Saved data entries
◆ ◆ ◆
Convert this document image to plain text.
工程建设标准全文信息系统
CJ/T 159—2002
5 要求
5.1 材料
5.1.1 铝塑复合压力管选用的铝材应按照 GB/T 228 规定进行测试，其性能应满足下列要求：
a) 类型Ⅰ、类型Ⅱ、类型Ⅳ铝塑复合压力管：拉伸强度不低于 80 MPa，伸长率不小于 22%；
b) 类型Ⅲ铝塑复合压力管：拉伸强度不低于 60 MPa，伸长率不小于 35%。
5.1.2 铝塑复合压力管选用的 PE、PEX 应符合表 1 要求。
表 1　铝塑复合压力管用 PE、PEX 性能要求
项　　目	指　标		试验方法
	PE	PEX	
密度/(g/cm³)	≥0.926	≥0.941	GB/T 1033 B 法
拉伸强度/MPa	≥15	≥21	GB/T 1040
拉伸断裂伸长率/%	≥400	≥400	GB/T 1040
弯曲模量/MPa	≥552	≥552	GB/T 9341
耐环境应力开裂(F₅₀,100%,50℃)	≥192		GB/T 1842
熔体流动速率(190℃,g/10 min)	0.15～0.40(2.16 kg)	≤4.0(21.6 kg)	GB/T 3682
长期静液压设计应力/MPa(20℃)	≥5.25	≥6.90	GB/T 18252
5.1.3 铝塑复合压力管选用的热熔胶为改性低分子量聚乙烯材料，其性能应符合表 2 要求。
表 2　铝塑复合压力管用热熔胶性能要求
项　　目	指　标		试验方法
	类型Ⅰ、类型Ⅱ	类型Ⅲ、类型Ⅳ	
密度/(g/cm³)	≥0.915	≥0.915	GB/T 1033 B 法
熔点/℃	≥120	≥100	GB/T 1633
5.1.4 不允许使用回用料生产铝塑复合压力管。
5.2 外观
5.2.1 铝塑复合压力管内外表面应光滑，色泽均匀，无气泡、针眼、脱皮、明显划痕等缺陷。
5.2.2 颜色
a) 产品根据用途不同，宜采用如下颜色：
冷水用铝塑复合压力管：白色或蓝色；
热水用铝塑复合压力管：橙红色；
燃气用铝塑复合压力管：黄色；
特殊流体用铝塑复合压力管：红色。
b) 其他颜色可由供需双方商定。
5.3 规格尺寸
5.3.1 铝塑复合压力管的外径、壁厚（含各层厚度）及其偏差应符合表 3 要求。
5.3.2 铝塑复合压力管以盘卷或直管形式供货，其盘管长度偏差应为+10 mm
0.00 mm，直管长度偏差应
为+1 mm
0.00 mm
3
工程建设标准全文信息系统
◆ ◆ ◆
_What you need to do_: Pull every line containing the word "伸长率不小于" out of the material and copy it.

_Task solution_:
a) 类型Ⅰ、类型Ⅱ、类型Ⅳ铝塑复合压力管：拉伸强度不低于 80 MPa，伸长率不小于 22%；
b) 类型Ⅲ铝塑复合压力管：拉伸强度不低于 60 MPa，伸长率不小于 35%。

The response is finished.